» EXERCISE INSTRUCTIONS: Copy each line of the data below exactly, leaving out pictures.

» DATA RECORDS:
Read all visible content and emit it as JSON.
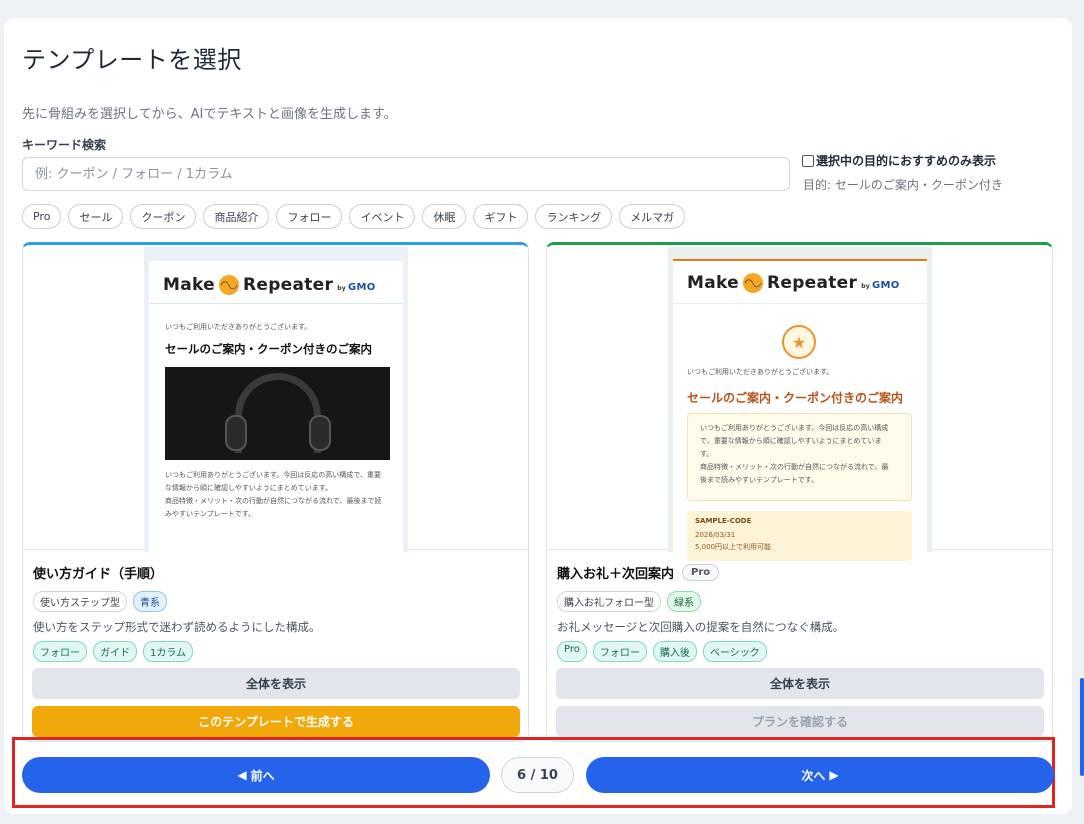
{
  "header": {
    "title": "テンプレートを選択",
    "subtitle": "先に骨組みを選択してから、AIでテキストと画像を生成します。"
  },
  "search": {
    "label": "キーワード検索",
    "placeholder": "例: クーポン / フォロー / 1カラム",
    "value": ""
  },
  "recommend": {
    "checkbox_label": "選択中の目的におすすめのみ表示",
    "checked": false,
    "purpose_text": "目的: セールのご案内・クーポン付き"
  },
  "filter_chips": [
    "Pro",
    "セール",
    "クーポン",
    "商品紹介",
    "フォロー",
    "イベント",
    "休眠",
    "ギフト",
    "ランキング",
    "メルマガ"
  ],
  "cards": [
    {
      "accent_color": "#2aa0e8",
      "preview": {
        "logo_text": "Make",
        "logo_text2": "Repeater",
        "logo_by": "by",
        "logo_brand": "GMO",
        "greeting": "いつもご利用いただきありがとうございます。",
        "heading": "セールのご案内・クーポン付きのご案内",
        "body_line1": "いつもご利用ありがとうございます。今回は反応の高い構成で、重要",
        "body_line2": "な情報から順に確認しやすいようにまとめています。",
        "body_line3": "商品特徴・メリット・次の行動が自然につながる流れで、最後まで読",
        "body_line4": "みやすいテンプレートです。"
      },
      "title": "使い方ガイド（手順）",
      "type_tag": "使い方ステップ型",
      "color_tag": "青系",
      "description": "使い方をステップ形式で迷わず読めるようにした構成。",
      "tags": [
        "フォロー",
        "ガイド",
        "1カラム"
      ],
      "view_button": "全体を表示",
      "action_button": "このテンプレートで生成する"
    },
    {
      "accent_color": "#1f9d4a",
      "preview": {
        "logo_text": "Make",
        "logo_text2": "Repeater",
        "logo_by": "by",
        "logo_brand": "GMO",
        "greeting": "いつもご利用いただきありがとうございます。",
        "heading": "セールのご案内・クーポン付きのご案内",
        "note_line1": "いつもご利用ありがとうございます。今回は反応の高い構成",
        "note_line2": "で、重要な情報から順に確認しやすいようにまとめていま",
        "note_line3": "す。",
        "note_line4": "商品特徴・メリット・次の行動が自然につながる流れで、最",
        "note_line5": "後まで読みやすいテンプレートです。",
        "code": "SAMPLE-CODE",
        "code_date": "2026/03/31",
        "code_cond": "5,000円以上で利用可能"
      },
      "title": "購入お礼＋次回案内",
      "pro_badge": "Pro",
      "type_tag": "購入お礼フォロー型",
      "color_tag": "緑系",
      "description": "お礼メッセージと次回購入の提案を自然につなぐ構成。",
      "tags": [
        "Pro",
        "フォロー",
        "購入後",
        "ベーシック"
      ],
      "view_button": "全体を表示",
      "action_button": "プランを確認する"
    }
  ],
  "pager": {
    "prev_label": "前へ",
    "prev_icon": "triangle-left-icon",
    "next_label": "次へ",
    "next_icon": "triangle-right-icon",
    "indicator": "6 / 10"
  },
  "colors": {
    "primary": "#2563eb",
    "generate": "#f0a80a",
    "highlight": "#e02424"
  }
}
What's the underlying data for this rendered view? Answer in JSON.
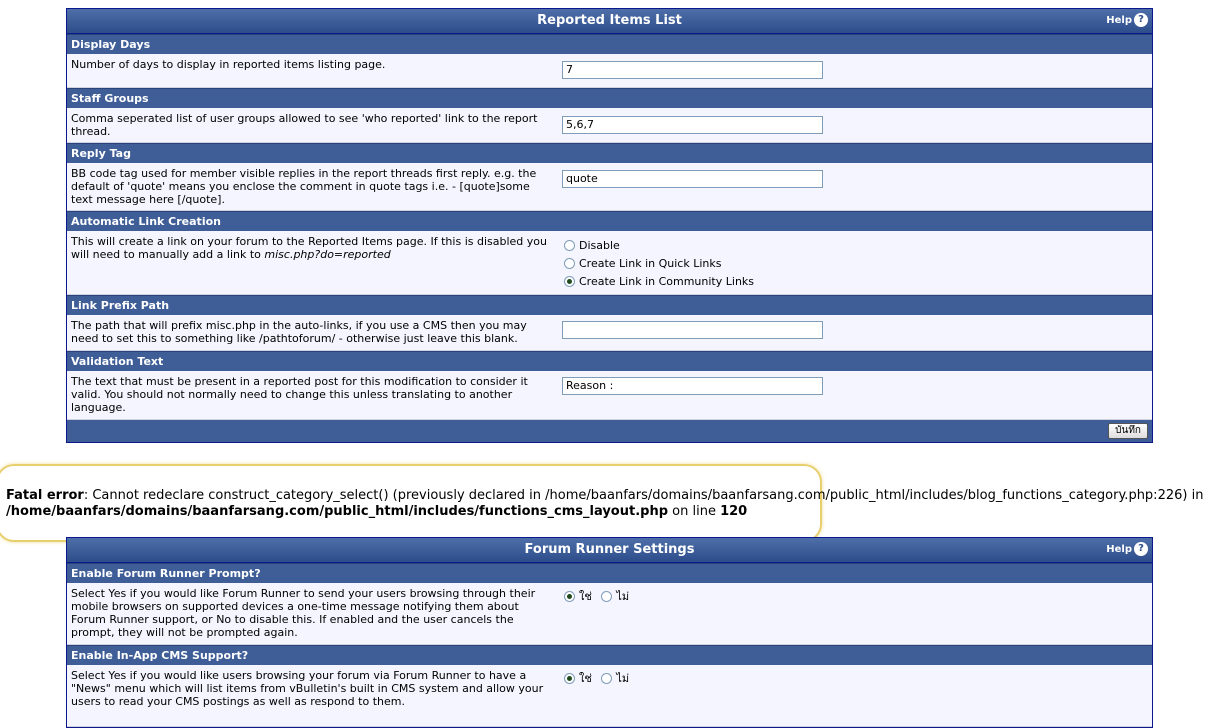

» ANSWER BELOW:
Read all visible content and emit it as JSON.
{
  "header": {
    "title": "テンプレートを選択",
    "subtitle": "先に骨組みを選択してから、AIでテキストと画像を生成します。"
  },
  "search": {
    "label": "キーワード検索",
    "placeholder": "例: クーポン / フォロー / 1カラム",
    "value": ""
  },
  "recommend": {
    "checkbox_label": "選択中の目的におすすめのみ表示",
    "checked": false,
    "purpose_text": "目的: セールのご案内・クーポン付き"
  },
  "filter_chips": [
    "Pro",
    "セール",
    "クーポン",
    "商品紹介",
    "フォロー",
    "イベント",
    "休眠",
    "ギフト",
    "ランキング",
    "メルマガ"
  ],
  "cards": [
    {
      "accent_color": "#2aa0e8",
      "preview": {
        "logo_text": "Make",
        "logo_text2": "Repeater",
        "logo_by": "by",
        "logo_brand": "GMO",
        "greeting": "いつもご利用いただきありがとうございます。",
        "heading": "セールのご案内・クーポン付きのご案内",
        "body_line1": "いつもご利用ありがとうございます。今回は反応の高い構成で、重要",
        "body_line2": "な情報から順に確認しやすいようにまとめています。",
        "body_line3": "商品特徴・メリット・次の行動が自然につながる流れで、最後まで読",
        "body_line4": "みやすいテンプレートです。"
      },
      "title": "使い方ガイド（手順）",
      "type_tag": "使い方ステップ型",
      "color_tag": "青系",
      "description": "使い方をステップ形式で迷わず読めるようにした構成。",
      "tags": [
        "フォロー",
        "ガイド",
        "1カラム"
      ],
      "view_button": "全体を表示",
      "action_button": "このテンプレートで生成する"
    },
    {
      "accent_color": "#1f9d4a",
      "preview": {
        "logo_text": "Make",
        "logo_text2": "Repeater",
        "logo_by": "by",
        "logo_brand": "GMO",
        "greeting": "いつもご利用いただきありがとうございます。",
        "heading": "セールのご案内・クーポン付きのご案内",
        "note_line1": "いつもご利用ありがとうございます。今回は反応の高い構成",
        "note_line2": "で、重要な情報から順に確認しやすいようにまとめていま",
        "note_line3": "す。",
        "note_line4": "商品特徴・メリット・次の行動が自然につながる流れで、最",
        "note_line5": "後まで読みやすいテンプレートです。",
        "code": "SAMPLE-CODE",
        "code_date": "2026/03/31",
        "code_cond": "5,000円以上で利用可能"
      },
      "title": "購入お礼＋次回案内",
      "pro_badge": "Pro",
      "type_tag": "購入お礼フォロー型",
      "color_tag": "緑系",
      "description": "お礼メッセージと次回購入の提案を自然につなぐ構成。",
      "tags": [
        "Pro",
        "フォロー",
        "購入後",
        "ベーシック"
      ],
      "view_button": "全体を表示",
      "action_button": "プランを確認する"
    }
  ],
  "pager": {
    "prev_label": "前へ",
    "prev_icon": "triangle-left-icon",
    "next_label": "次へ",
    "next_icon": "triangle-right-icon",
    "indicator": "6 / 10"
  },
  "colors": {
    "primary": "#2563eb",
    "generate": "#f0a80a",
    "highlight": "#e02424"
  }
}
What's the underlying data for this rendered view? Answer in JSON.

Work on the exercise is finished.